* start Entries provided *
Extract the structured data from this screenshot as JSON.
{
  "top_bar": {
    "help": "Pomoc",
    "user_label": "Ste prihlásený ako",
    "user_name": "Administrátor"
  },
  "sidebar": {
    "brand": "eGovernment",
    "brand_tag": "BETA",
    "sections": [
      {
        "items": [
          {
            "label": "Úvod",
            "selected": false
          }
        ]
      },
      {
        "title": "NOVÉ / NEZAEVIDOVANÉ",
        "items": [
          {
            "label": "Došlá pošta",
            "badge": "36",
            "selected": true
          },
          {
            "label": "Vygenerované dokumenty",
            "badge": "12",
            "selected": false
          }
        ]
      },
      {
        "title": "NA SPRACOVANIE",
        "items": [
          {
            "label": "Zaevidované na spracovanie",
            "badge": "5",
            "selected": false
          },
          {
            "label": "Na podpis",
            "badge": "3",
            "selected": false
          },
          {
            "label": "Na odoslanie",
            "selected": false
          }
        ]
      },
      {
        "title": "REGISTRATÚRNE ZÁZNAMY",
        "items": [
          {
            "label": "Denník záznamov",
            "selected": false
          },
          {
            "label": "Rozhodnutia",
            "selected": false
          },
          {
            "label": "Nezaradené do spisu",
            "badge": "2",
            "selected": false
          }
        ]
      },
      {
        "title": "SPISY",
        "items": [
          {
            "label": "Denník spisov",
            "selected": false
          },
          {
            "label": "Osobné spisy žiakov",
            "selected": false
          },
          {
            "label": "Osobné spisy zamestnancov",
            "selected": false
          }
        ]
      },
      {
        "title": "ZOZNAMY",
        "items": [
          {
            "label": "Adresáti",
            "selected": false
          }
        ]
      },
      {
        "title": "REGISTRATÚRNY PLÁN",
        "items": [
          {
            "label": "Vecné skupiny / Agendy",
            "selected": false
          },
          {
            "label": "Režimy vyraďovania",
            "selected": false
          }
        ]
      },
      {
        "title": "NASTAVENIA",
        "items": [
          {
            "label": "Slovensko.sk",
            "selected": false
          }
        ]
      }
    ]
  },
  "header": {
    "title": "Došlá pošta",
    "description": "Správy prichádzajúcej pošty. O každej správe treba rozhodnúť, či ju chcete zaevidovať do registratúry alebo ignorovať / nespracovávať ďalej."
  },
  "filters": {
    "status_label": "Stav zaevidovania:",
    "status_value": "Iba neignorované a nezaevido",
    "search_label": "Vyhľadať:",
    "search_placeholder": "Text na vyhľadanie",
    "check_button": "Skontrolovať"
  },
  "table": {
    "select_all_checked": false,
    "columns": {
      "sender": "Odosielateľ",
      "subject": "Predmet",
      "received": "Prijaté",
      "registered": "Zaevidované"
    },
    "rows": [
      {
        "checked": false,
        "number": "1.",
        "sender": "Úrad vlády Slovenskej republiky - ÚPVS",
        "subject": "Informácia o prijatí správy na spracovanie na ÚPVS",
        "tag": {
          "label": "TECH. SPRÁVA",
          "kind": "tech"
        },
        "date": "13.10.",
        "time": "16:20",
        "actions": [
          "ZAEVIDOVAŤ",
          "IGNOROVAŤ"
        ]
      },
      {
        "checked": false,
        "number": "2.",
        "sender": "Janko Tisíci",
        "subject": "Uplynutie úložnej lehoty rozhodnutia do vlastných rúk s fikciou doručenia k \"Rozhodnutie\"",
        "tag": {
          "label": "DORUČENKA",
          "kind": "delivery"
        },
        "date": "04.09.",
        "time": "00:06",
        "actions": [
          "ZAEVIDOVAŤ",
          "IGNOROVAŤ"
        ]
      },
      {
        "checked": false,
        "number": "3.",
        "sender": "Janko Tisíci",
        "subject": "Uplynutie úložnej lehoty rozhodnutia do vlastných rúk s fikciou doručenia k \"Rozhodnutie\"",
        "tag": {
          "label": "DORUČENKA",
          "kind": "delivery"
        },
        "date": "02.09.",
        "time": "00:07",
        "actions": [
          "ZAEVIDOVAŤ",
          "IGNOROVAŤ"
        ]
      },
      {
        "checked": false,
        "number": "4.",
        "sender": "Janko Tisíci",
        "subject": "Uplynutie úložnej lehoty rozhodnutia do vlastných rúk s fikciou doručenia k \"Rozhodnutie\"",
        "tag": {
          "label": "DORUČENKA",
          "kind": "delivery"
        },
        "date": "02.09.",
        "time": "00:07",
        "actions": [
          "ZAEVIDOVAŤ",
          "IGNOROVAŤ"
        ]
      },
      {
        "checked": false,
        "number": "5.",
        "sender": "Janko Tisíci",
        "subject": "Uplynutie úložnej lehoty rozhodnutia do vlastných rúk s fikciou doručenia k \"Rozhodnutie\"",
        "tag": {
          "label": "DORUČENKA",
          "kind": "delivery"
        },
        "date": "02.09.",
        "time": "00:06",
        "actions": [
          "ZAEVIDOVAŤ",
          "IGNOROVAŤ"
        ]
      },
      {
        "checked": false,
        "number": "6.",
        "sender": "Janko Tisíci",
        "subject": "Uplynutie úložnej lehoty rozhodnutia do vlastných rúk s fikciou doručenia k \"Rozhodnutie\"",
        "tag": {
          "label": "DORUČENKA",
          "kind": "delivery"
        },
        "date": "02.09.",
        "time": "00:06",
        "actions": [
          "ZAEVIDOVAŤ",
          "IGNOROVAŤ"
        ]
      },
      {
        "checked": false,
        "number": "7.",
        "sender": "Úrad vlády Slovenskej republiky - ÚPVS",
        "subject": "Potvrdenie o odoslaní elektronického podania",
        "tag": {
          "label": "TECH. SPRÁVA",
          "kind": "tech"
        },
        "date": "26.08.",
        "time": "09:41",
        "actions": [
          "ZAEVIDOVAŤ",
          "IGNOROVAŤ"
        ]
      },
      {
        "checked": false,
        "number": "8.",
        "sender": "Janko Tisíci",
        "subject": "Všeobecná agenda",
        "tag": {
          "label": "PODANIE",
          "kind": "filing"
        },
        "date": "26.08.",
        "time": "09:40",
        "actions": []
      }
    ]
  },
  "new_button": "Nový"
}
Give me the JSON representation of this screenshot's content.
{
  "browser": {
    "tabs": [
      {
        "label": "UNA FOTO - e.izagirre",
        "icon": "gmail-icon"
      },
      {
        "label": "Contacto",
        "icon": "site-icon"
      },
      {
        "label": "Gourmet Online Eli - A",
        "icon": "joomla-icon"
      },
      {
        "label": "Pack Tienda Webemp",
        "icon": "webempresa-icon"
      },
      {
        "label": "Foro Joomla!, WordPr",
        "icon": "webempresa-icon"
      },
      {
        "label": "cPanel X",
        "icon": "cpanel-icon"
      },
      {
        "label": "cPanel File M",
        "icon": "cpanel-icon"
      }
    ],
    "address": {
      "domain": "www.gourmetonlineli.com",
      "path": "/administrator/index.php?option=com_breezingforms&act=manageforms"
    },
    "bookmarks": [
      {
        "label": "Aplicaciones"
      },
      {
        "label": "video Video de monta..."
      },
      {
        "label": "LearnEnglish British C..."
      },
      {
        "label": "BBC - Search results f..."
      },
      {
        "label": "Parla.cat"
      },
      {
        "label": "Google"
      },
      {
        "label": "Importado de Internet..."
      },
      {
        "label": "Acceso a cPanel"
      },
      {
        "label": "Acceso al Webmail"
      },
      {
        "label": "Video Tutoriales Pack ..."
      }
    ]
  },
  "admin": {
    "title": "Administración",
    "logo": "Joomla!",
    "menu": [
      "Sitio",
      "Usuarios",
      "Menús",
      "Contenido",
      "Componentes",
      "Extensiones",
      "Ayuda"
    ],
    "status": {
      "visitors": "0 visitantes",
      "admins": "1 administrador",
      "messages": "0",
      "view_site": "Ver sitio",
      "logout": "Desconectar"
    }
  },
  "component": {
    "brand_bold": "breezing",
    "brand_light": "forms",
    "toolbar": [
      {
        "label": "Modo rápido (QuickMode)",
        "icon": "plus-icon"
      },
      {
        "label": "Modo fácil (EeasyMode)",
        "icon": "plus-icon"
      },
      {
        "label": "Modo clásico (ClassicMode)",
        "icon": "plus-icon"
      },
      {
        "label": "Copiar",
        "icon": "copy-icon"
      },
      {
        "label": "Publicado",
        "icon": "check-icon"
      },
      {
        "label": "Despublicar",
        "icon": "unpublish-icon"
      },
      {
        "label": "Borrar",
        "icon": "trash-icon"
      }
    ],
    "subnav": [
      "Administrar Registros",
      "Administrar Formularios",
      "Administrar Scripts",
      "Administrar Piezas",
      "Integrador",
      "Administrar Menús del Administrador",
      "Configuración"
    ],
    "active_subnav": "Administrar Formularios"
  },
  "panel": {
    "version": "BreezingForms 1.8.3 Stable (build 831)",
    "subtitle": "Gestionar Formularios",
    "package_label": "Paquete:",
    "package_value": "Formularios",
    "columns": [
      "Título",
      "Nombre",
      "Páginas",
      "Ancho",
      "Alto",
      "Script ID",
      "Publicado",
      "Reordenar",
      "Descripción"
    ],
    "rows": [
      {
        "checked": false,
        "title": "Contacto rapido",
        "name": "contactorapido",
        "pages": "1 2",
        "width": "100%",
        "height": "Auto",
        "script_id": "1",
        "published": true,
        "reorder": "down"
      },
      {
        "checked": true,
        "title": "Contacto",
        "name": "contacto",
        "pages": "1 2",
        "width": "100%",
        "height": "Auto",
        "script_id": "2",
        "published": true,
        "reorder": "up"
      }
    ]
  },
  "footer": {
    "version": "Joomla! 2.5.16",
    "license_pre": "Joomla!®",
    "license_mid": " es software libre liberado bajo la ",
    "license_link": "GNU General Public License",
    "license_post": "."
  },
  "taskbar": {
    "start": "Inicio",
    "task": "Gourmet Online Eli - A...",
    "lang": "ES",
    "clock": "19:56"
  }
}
* end Entries provided *
Short exercise —
Copy every line above that holds the word "JSON".

Result of this task —
Extract the structured data from this screenshot as JSON.
Give me the JSON representation of this screenshot's content.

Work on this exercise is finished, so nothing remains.